### Exercise task
Repeat each entry as written, dropping any picture you find.

↓↓↓

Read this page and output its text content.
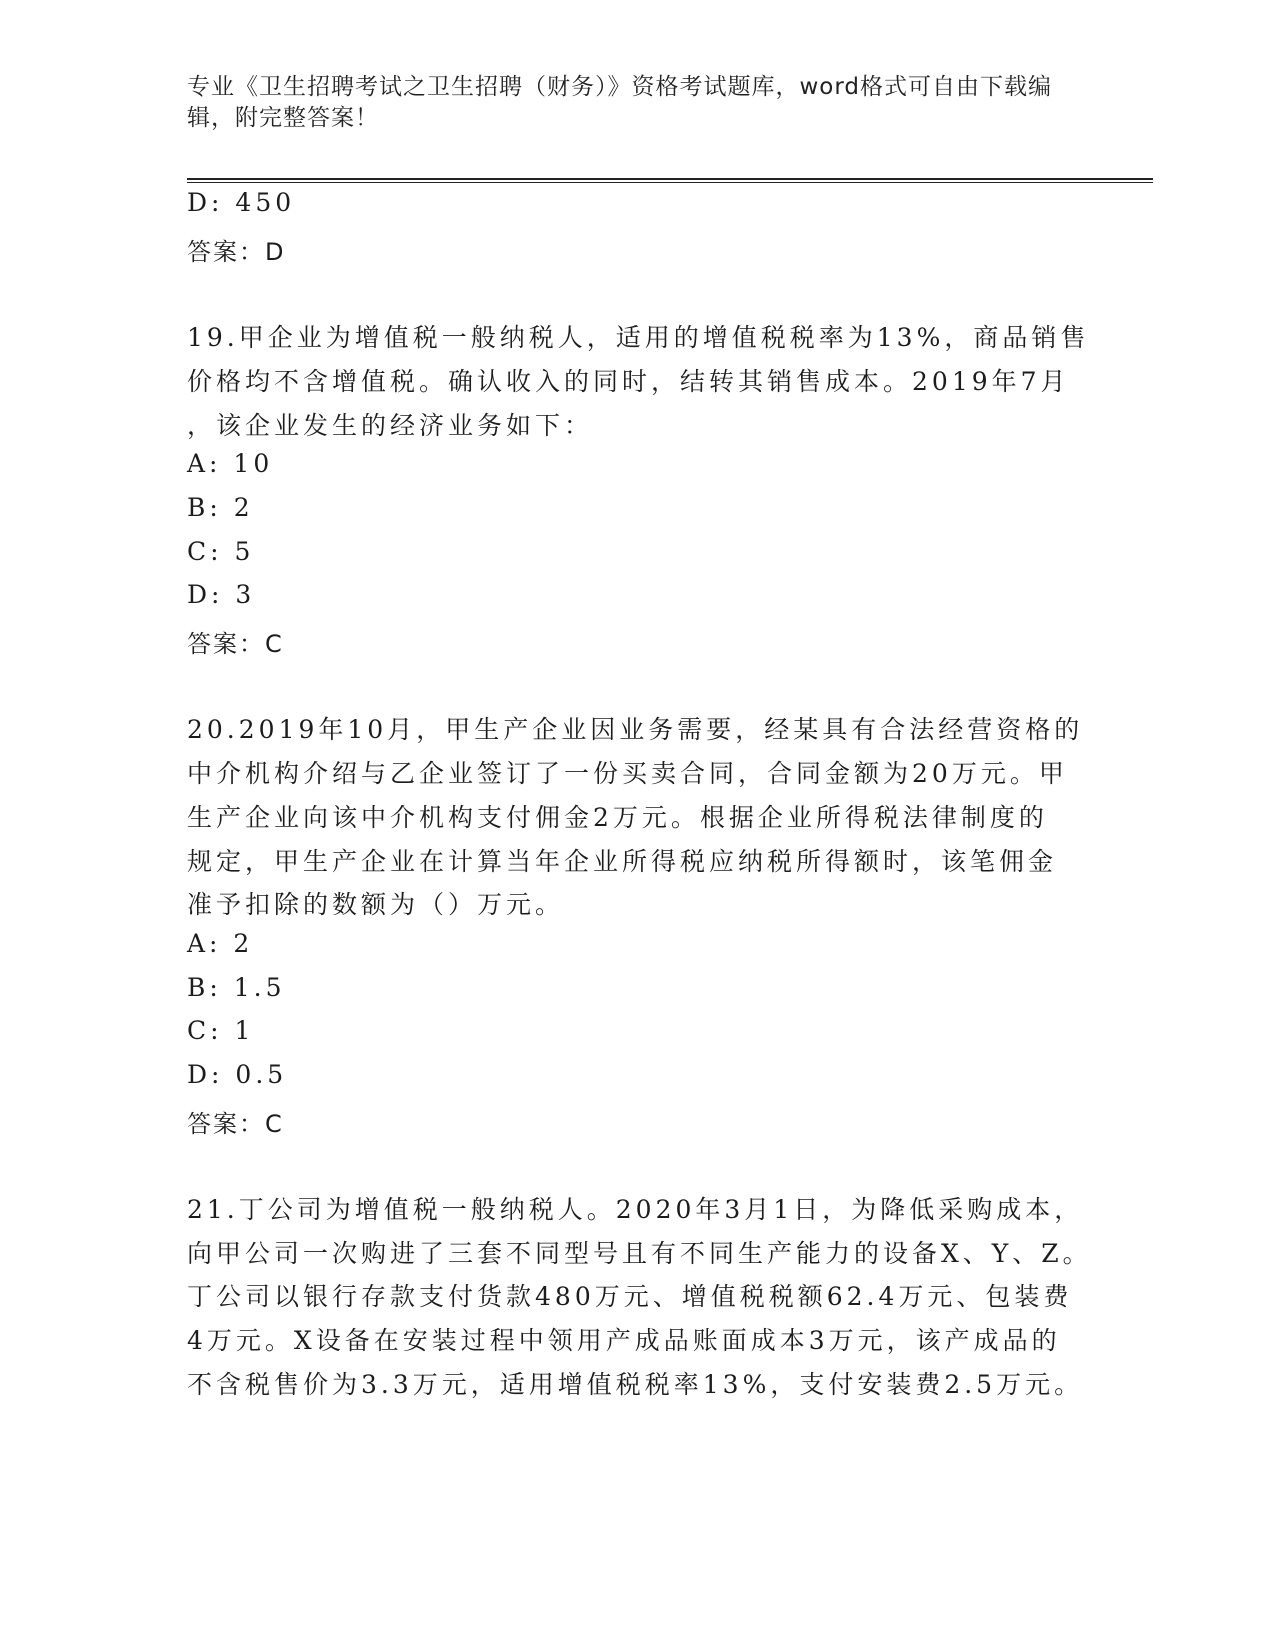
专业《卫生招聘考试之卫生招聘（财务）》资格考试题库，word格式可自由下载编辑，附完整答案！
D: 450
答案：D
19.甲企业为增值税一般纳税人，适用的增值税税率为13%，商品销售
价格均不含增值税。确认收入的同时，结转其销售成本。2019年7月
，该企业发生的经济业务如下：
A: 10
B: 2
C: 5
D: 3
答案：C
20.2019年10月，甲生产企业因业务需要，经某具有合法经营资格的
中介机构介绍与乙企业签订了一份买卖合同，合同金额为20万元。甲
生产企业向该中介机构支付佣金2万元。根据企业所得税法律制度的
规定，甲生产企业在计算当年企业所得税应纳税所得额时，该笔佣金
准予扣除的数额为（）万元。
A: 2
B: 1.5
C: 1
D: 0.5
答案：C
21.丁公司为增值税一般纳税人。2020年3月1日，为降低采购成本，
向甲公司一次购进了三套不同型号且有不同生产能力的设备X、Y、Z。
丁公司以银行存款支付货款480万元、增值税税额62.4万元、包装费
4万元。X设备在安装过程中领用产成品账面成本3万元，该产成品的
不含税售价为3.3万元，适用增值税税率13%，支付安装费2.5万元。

↑↑↑

### Expected answer
Read this page and output its text content.
专业《卫生招聘考试之卫生招聘（财务）》资格考试题库，word格式可自由下载编辑，附完整答案！
D: 450
答案：D
19.甲企业为增值税一般纳税人，适用的增值税税率为13%，商品销售
价格均不含增值税。确认收入的同时，结转其销售成本。2019年7月
，该企业发生的经济业务如下：
A: 10
B: 2
C: 5
D: 3
答案：C
20.2019年10月，甲生产企业因业务需要，经某具有合法经营资格的
中介机构介绍与乙企业签订了一份买卖合同，合同金额为20万元。甲
生产企业向该中介机构支付佣金2万元。根据企业所得税法律制度的
规定，甲生产企业在计算当年企业所得税应纳税所得额时，该笔佣金
准予扣除的数额为（）万元。
A: 2
B: 1.5
C: 1
D: 0.5
答案：C
21.丁公司为增值税一般纳税人。2020年3月1日，为降低采购成本，
向甲公司一次购进了三套不同型号且有不同生产能力的设备X、Y、Z。
丁公司以银行存款支付货款480万元、增值税税额62.4万元、包装费
4万元。X设备在安装过程中领用产成品账面成本3万元，该产成品的
不含税售价为3.3万元，适用增值税税率13%，支付安装费2.5万元。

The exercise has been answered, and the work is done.